DATA SHOWN:
>>>>
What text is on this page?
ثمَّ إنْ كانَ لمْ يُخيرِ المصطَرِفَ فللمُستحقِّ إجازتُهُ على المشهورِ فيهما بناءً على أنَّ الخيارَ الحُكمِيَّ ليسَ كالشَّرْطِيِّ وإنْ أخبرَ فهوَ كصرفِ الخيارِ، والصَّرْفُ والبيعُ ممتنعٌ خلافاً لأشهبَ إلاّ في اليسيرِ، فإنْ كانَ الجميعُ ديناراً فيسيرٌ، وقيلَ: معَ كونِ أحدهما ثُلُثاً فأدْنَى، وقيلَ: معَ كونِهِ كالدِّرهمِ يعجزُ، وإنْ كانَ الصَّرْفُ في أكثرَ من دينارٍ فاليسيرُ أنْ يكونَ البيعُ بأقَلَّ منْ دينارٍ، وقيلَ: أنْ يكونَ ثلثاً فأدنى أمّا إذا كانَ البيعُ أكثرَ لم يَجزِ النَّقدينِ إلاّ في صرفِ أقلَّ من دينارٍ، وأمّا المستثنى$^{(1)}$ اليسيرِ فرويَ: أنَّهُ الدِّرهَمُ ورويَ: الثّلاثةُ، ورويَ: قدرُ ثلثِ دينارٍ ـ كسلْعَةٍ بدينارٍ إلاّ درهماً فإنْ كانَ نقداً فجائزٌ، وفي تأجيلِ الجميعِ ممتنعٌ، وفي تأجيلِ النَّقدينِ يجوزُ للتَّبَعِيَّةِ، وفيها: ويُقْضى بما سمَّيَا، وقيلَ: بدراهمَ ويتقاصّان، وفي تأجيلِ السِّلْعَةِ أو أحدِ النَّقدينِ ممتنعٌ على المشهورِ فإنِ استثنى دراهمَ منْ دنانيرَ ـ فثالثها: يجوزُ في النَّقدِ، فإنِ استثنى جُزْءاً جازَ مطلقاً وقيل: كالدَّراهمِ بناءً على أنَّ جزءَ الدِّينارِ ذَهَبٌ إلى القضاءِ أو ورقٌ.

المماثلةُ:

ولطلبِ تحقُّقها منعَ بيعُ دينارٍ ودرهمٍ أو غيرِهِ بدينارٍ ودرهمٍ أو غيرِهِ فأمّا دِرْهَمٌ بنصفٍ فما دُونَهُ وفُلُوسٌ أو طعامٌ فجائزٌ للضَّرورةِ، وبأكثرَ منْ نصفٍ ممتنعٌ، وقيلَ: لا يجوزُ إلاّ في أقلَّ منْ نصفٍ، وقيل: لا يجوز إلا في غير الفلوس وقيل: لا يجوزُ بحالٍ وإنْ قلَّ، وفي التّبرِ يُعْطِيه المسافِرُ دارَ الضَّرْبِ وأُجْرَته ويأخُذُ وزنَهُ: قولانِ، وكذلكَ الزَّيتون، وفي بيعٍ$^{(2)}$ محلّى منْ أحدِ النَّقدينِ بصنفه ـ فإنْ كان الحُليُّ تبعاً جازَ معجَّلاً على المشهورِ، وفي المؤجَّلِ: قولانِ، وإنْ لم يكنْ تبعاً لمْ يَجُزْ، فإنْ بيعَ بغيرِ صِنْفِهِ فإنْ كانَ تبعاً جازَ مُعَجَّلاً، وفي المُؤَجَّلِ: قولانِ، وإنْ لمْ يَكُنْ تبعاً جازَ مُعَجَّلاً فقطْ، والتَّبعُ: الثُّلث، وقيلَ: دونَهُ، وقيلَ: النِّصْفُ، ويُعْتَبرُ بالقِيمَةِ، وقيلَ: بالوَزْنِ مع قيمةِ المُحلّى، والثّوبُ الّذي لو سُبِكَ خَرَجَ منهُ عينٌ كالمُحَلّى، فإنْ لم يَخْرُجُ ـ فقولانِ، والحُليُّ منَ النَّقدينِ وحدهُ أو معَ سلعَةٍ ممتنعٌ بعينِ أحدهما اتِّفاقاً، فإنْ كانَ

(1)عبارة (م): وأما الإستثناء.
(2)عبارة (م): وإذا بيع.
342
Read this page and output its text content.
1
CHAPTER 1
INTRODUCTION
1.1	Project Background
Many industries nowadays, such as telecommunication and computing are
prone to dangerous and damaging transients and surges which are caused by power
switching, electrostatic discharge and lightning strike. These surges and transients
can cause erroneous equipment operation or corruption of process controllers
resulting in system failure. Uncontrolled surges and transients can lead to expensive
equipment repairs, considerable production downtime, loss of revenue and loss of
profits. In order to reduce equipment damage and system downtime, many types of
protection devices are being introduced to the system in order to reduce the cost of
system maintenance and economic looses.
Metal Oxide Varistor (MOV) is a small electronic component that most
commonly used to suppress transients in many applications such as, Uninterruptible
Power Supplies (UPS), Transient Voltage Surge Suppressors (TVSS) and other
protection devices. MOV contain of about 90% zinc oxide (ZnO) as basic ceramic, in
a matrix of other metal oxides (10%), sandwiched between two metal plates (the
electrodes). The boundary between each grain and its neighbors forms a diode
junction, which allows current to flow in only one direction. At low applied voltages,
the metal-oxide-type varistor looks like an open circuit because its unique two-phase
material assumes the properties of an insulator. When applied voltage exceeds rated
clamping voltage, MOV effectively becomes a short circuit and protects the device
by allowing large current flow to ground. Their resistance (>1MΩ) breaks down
<<<<
Print the records once more, exactly as they were given.

What text is on this page?
ثمَّ إنْ كانَ لمْ يُخيرِ المصطَرِفَ فللمُستحقِّ إجازتُهُ على المشهورِ فيهما بناءً على أنَّ الخيارَ الحُكمِيَّ ليسَ كالشَّرْطِيِّ وإنْ أخبرَ فهوَ كصرفِ الخيارِ، والصَّرْفُ والبيعُ ممتنعٌ خلافاً لأشهبَ إلاّ في اليسيرِ، فإنْ كانَ الجميعُ ديناراً فيسيرٌ، وقيلَ: معَ كونِ أحدهما ثُلُثاً فأدْنَى، وقيلَ: معَ كونِهِ كالدِّرهمِ يعجزُ، وإنْ كانَ الصَّرْفُ في أكثرَ من دينارٍ فاليسيرُ أنْ يكونَ البيعُ بأقَلَّ منْ دينارٍ، وقيلَ: أنْ يكونَ ثلثاً فأدنى أمّا إذا كانَ البيعُ أكثرَ لم يَجزِ النَّقدينِ إلاّ في صرفِ أقلَّ من دينارٍ، وأمّا المستثنى$^{(1)}$ اليسيرِ فرويَ: أنَّهُ الدِّرهَمُ ورويَ: الثّلاثةُ، ورويَ: قدرُ ثلثِ دينارٍ ـ كسلْعَةٍ بدينارٍ إلاّ درهماً فإنْ كانَ نقداً فجائزٌ، وفي تأجيلِ الجميعِ ممتنعٌ، وفي تأجيلِ النَّقدينِ يجوزُ للتَّبَعِيَّةِ، وفيها: ويُقْضى بما سمَّيَا، وقيلَ: بدراهمَ ويتقاصّان، وفي تأجيلِ السِّلْعَةِ أو أحدِ النَّقدينِ ممتنعٌ على المشهورِ فإنِ استثنى دراهمَ منْ دنانيرَ ـ فثالثها: يجوزُ في النَّقدِ، فإنِ استثنى جُزْءاً جازَ مطلقاً وقيل: كالدَّراهمِ بناءً على أنَّ جزءَ الدِّينارِ ذَهَبٌ إلى القضاءِ أو ورقٌ.

المماثلةُ:

ولطلبِ تحقُّقها منعَ بيعُ دينارٍ ودرهمٍ أو غيرِهِ بدينارٍ ودرهمٍ أو غيرِهِ فأمّا دِرْهَمٌ بنصفٍ فما دُونَهُ وفُلُوسٌ أو طعامٌ فجائزٌ للضَّرورةِ، وبأكثرَ منْ نصفٍ ممتنعٌ، وقيلَ: لا يجوزُ إلاّ في أقلَّ منْ نصفٍ، وقيل: لا يجوز إلا في غير الفلوس وقيل: لا يجوزُ بحالٍ وإنْ قلَّ، وفي التّبرِ يُعْطِيه المسافِرُ دارَ الضَّرْبِ وأُجْرَته ويأخُذُ وزنَهُ: قولانِ، وكذلكَ الزَّيتون، وفي بيعٍ$^{(2)}$ محلّى منْ أحدِ النَّقدينِ بصنفه ـ فإنْ كان الحُليُّ تبعاً جازَ معجَّلاً على المشهورِ، وفي المؤجَّلِ: قولانِ، وإنْ لم يكنْ تبعاً لمْ يَجُزْ، فإنْ بيعَ بغيرِ صِنْفِهِ فإنْ كانَ تبعاً جازَ مُعَجَّلاً، وفي المُؤَجَّلِ: قولانِ، وإنْ لمْ يَكُنْ تبعاً جازَ مُعَجَّلاً فقطْ، والتَّبعُ: الثُّلث، وقيلَ: دونَهُ، وقيلَ: النِّصْفُ، ويُعْتَبرُ بالقِيمَةِ، وقيلَ: بالوَزْنِ مع قيمةِ المُحلّى، والثّوبُ الّذي لو سُبِكَ خَرَجَ منهُ عينٌ كالمُحَلّى، فإنْ لم يَخْرُجُ ـ فقولانِ، والحُليُّ منَ النَّقدينِ وحدهُ أو معَ سلعَةٍ ممتنعٌ بعينِ أحدهما اتِّفاقاً، فإنْ كانَ

(1)عبارة (م): وأما الإستثناء.
(2)عبارة (م): وإذا بيع.
342
Read this page and output its text content.
1
CHAPTER 1
INTRODUCTION
1.1	Project Background
Many industries nowadays, such as telecommunication and computing are
prone to dangerous and damaging transients and surges which are caused by power
switching, electrostatic discharge and lightning strike. These surges and transients
can cause erroneous equipment operation or corruption of process controllers
resulting in system failure. Uncontrolled surges and transients can lead to expensive
equipment repairs, considerable production downtime, loss of revenue and loss of
profits. In order to reduce equipment damage and system downtime, many types of
protection devices are being introduced to the system in order to reduce the cost of
system maintenance and economic looses.
Metal Oxide Varistor (MOV) is a small electronic component that most
commonly used to suppress transients in many applications such as, Uninterruptible
Power Supplies (UPS), Transient Voltage Surge Suppressors (TVSS) and other
protection devices. MOV contain of about 90% zinc oxide (ZnO) as basic ceramic, in
a matrix of other metal oxides (10%), sandwiched between two metal plates (the
electrodes). The boundary between each grain and its neighbors forms a diode
junction, which allows current to flow in only one direction. At low applied voltages,
the metal-oxide-type varistor looks like an open circuit because its unique two-phase
material assumes the properties of an insulator. When applied voltage exceeds rated
clamping voltage, MOV effectively becomes a short circuit and protects the device
by allowing large current flow to ground. Their resistance (>1MΩ) breaks down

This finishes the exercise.